Write out all of the entries exactly as given.

Dataset listings of figures
— Begin —

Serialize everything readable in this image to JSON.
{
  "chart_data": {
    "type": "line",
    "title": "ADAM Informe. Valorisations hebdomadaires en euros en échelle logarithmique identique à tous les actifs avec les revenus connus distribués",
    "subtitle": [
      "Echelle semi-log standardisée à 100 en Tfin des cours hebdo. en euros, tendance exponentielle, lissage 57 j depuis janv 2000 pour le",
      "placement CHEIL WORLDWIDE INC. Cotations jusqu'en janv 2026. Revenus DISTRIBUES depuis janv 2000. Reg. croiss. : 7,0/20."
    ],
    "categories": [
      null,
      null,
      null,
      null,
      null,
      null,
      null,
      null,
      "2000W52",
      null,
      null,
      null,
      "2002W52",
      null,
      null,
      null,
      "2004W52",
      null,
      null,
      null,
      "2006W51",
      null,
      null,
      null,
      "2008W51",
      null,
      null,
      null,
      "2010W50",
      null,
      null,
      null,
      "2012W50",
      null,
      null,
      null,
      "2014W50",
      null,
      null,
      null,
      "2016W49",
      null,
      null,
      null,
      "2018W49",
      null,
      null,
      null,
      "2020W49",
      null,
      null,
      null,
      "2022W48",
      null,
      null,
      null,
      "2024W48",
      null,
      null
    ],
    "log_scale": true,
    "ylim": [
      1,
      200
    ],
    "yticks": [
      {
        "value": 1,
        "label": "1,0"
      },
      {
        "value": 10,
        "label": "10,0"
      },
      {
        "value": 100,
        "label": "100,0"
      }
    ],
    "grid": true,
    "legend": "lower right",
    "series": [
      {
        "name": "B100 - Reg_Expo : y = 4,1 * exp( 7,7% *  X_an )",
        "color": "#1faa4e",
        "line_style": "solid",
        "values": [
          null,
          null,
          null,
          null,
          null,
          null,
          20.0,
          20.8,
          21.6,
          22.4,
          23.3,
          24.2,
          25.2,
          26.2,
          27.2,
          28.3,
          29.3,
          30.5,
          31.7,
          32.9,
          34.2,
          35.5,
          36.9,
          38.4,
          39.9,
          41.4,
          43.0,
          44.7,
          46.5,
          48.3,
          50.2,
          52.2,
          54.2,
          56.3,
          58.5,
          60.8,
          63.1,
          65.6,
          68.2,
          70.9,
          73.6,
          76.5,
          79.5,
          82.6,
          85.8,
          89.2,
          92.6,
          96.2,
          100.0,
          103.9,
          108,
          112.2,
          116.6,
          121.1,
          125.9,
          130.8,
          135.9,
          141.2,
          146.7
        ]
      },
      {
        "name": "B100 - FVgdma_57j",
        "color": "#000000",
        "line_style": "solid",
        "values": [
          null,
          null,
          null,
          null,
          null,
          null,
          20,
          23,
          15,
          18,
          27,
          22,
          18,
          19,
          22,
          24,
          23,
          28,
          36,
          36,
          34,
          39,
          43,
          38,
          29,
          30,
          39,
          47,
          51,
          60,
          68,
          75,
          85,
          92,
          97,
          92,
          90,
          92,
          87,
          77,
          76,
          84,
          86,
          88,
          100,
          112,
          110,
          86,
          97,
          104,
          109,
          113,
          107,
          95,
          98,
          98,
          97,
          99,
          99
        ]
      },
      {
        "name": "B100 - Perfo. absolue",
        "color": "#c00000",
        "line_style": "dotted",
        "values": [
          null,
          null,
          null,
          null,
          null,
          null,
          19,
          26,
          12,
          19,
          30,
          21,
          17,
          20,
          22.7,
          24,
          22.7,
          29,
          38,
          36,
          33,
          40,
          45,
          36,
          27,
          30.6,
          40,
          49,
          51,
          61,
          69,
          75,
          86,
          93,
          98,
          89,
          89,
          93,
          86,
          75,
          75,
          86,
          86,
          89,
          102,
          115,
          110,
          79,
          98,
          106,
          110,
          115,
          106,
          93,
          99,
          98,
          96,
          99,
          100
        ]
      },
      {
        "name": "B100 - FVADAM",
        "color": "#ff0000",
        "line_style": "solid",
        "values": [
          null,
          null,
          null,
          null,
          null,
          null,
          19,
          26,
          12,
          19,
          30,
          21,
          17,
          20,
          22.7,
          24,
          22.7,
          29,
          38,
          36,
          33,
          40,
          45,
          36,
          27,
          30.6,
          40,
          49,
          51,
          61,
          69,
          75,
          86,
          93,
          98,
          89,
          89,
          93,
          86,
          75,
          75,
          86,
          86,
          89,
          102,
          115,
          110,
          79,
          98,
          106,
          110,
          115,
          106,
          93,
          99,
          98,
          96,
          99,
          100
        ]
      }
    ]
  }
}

— End —

ANSWER TO THE EXERCISE:
Serialize everything readable in this image to JSON.
{
  "chart_data": {
    "type": "line",
    "title": "ADAM Informe. Valorisations hebdomadaires en euros en échelle logarithmique identique à tous les actifs avec les revenus connus distribués",
    "subtitle": [
      "Echelle semi-log standardisée à 100 en Tfin des cours hebdo. en euros, tendance exponentielle, lissage 57 j depuis janv 2000 pour le",
      "placement CHEIL WORLDWIDE INC. Cotations jusqu'en janv 2026. Revenus DISTRIBUES depuis janv 2000. Reg. croiss. : 7,0/20."
    ],
    "categories": [
      null,
      null,
      null,
      null,
      null,
      null,
      null,
      null,
      "2000W52",
      null,
      null,
      null,
      "2002W52",
      null,
      null,
      null,
      "2004W52",
      null,
      null,
      null,
      "2006W51",
      null,
      null,
      null,
      "2008W51",
      null,
      null,
      null,
      "2010W50",
      null,
      null,
      null,
      "2012W50",
      null,
      null,
      null,
      "2014W50",
      null,
      null,
      null,
      "2016W49",
      null,
      null,
      null,
      "2018W49",
      null,
      null,
      null,
      "2020W49",
      null,
      null,
      null,
      "2022W48",
      null,
      null,
      null,
      "2024W48",
      null,
      null
    ],
    "log_scale": true,
    "ylim": [
      1,
      200
    ],
    "yticks": [
      {
        "value": 1,
        "label": "1,0"
      },
      {
        "value": 10,
        "label": "10,0"
      },
      {
        "value": 100,
        "label": "100,0"
      }
    ],
    "grid": true,
    "legend": "lower right",
    "series": [
      {
        "name": "B100 - Reg_Expo : y = 4,1 * exp( 7,7% *  X_an )",
        "color": "#1faa4e",
        "line_style": "solid",
        "values": [
          null,
          null,
          null,
          null,
          null,
          null,
          20.0,
          20.8,
          21.6,
          22.4,
          23.3,
          24.2,
          25.2,
          26.2,
          27.2,
          28.3,
          29.3,
          30.5,
          31.7,
          32.9,
          34.2,
          35.5,
          36.9,
          38.4,
          39.9,
          41.4,
          43.0,
          44.7,
          46.5,
          48.3,
          50.2,
          52.2,
          54.2,
          56.3,
          58.5,
          60.8,
          63.1,
          65.6,
          68.2,
          70.9,
          73.6,
          76.5,
          79.5,
          82.6,
          85.8,
          89.2,
          92.6,
          96.2,
          100.0,
          103.9,
          108,
          112.2,
          116.6,
          121.1,
          125.9,
          130.8,
          135.9,
          141.2,
          146.7
        ]
      },
      {
        "name": "B100 - FVgdma_57j",
        "color": "#000000",
        "line_style": "solid",
        "values": [
          null,
          null,
          null,
          null,
          null,
          null,
          20,
          23,
          15,
          18,
          27,
          22,
          18,
          19,
          22,
          24,
          23,
          28,
          36,
          36,
          34,
          39,
          43,
          38,
          29,
          30,
          39,
          47,
          51,
          60,
          68,
          75,
          85,
          92,
          97,
          92,
          90,
          92,
          87,
          77,
          76,
          84,
          86,
          88,
          100,
          112,
          110,
          86,
          97,
          104,
          109,
          113,
          107,
          95,
          98,
          98,
          97,
          99,
          99
        ]
      },
      {
        "name": "B100 - Perfo. absolue",
        "color": "#c00000",
        "line_style": "dotted",
        "values": [
          null,
          null,
          null,
          null,
          null,
          null,
          19,
          26,
          12,
          19,
          30,
          21,
          17,
          20,
          22.7,
          24,
          22.7,
          29,
          38,
          36,
          33,
          40,
          45,
          36,
          27,
          30.6,
          40,
          49,
          51,
          61,
          69,
          75,
          86,
          93,
          98,
          89,
          89,
          93,
          86,
          75,
          75,
          86,
          86,
          89,
          102,
          115,
          110,
          79,
          98,
          106,
          110,
          115,
          106,
          93,
          99,
          98,
          96,
          99,
          100
        ]
      },
      {
        "name": "B100 - FVADAM",
        "color": "#ff0000",
        "line_style": "solid",
        "values": [
          null,
          null,
          null,
          null,
          null,
          null,
          19,
          26,
          12,
          19,
          30,
          21,
          17,
          20,
          22.7,
          24,
          22.7,
          29,
          38,
          36,
          33,
          40,
          45,
          36,
          27,
          30.6,
          40,
          49,
          51,
          61,
          69,
          75,
          86,
          93,
          98,
          89,
          89,
          93,
          86,
          75,
          75,
          86,
          86,
          89,
          102,
          115,
          110,
          79,
          98,
          106,
          110,
          115,
          106,
          93,
          99,
          98,
          96,
          99,
          100
        ]
      }
    ]
  }
}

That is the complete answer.